(Data items)

####################

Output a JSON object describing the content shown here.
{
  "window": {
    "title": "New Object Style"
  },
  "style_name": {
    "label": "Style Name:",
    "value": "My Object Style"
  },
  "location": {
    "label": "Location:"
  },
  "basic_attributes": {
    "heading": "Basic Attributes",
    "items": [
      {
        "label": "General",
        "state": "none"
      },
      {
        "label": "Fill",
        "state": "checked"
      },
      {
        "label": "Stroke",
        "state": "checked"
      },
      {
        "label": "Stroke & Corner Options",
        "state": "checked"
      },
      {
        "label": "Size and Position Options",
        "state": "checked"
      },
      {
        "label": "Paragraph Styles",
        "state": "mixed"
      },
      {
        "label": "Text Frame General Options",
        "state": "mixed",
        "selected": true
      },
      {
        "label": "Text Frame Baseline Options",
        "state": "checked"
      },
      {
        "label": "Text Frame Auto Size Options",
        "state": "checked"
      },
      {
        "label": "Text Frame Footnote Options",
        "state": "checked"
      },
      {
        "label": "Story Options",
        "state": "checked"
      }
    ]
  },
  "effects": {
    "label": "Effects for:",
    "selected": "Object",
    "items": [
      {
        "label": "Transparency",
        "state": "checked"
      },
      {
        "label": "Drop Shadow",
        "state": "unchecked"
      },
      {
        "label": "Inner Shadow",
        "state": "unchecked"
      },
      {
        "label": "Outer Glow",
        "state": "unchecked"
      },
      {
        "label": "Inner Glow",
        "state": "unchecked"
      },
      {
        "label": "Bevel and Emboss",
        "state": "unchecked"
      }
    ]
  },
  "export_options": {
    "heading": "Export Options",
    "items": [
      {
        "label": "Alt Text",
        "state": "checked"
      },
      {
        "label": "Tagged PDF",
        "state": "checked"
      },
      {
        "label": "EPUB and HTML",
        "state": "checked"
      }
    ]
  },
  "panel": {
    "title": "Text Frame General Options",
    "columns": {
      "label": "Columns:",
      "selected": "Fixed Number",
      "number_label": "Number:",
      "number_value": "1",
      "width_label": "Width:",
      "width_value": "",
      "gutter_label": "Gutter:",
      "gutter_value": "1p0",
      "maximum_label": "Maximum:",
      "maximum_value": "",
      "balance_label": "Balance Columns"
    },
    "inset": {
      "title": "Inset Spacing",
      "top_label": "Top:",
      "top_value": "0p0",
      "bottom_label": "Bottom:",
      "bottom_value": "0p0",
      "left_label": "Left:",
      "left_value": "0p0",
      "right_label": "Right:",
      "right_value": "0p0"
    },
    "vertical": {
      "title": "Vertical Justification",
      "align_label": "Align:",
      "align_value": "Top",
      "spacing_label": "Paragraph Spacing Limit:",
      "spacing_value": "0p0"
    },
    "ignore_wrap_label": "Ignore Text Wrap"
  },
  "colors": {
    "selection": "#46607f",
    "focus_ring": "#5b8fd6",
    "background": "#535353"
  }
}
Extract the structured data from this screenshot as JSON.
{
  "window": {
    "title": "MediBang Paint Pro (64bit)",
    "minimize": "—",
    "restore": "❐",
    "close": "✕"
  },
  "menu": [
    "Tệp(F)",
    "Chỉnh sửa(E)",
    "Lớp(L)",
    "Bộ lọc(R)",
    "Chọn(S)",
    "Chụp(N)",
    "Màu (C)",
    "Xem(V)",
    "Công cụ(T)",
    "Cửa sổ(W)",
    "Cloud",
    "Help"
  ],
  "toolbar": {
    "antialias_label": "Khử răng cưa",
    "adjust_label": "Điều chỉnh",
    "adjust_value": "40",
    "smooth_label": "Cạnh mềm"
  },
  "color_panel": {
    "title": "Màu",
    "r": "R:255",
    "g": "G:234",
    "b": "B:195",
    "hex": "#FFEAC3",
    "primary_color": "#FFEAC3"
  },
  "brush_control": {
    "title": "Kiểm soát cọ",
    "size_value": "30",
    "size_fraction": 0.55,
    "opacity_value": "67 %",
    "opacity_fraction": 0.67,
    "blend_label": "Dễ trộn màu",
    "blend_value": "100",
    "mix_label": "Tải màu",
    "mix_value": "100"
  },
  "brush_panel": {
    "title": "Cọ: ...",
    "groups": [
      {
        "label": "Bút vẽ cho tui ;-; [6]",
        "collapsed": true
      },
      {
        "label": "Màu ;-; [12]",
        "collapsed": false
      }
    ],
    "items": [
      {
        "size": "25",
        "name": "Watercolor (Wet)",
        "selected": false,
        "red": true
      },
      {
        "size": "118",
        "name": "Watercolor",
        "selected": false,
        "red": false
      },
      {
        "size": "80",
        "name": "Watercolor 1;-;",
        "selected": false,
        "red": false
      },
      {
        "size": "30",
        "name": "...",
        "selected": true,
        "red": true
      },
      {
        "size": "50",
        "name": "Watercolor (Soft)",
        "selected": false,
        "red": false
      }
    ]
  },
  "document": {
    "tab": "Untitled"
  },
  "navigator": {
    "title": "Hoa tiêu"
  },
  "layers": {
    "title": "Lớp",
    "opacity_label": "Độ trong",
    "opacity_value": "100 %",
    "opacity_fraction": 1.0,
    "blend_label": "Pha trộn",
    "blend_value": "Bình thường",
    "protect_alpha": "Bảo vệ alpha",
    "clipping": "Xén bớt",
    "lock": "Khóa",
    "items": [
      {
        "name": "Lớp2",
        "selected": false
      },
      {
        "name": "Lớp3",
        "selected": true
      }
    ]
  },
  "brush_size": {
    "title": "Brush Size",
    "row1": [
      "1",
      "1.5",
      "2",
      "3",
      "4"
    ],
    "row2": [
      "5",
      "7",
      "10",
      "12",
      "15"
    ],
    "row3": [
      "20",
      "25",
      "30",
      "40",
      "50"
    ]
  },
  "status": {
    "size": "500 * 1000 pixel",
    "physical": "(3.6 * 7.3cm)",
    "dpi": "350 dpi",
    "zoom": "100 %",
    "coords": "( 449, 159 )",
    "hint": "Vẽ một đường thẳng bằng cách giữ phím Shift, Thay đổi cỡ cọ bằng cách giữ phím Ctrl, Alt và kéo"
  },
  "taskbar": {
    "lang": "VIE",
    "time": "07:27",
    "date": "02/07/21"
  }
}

####################

*Objective*
Scan the material above. Return every line containing the string "Text".

*Exercise result*
        "label": "Text Frame General Options",
        "label": "Text Frame Baseline Options",
        "label": "Text Frame Auto Size Options",
        "label": "Text Frame Footnote Options",
        "label": "Alt Text",
    "title": "Text Frame General Options",
    "ignore_wrap_label": "Ignore Text Wrap"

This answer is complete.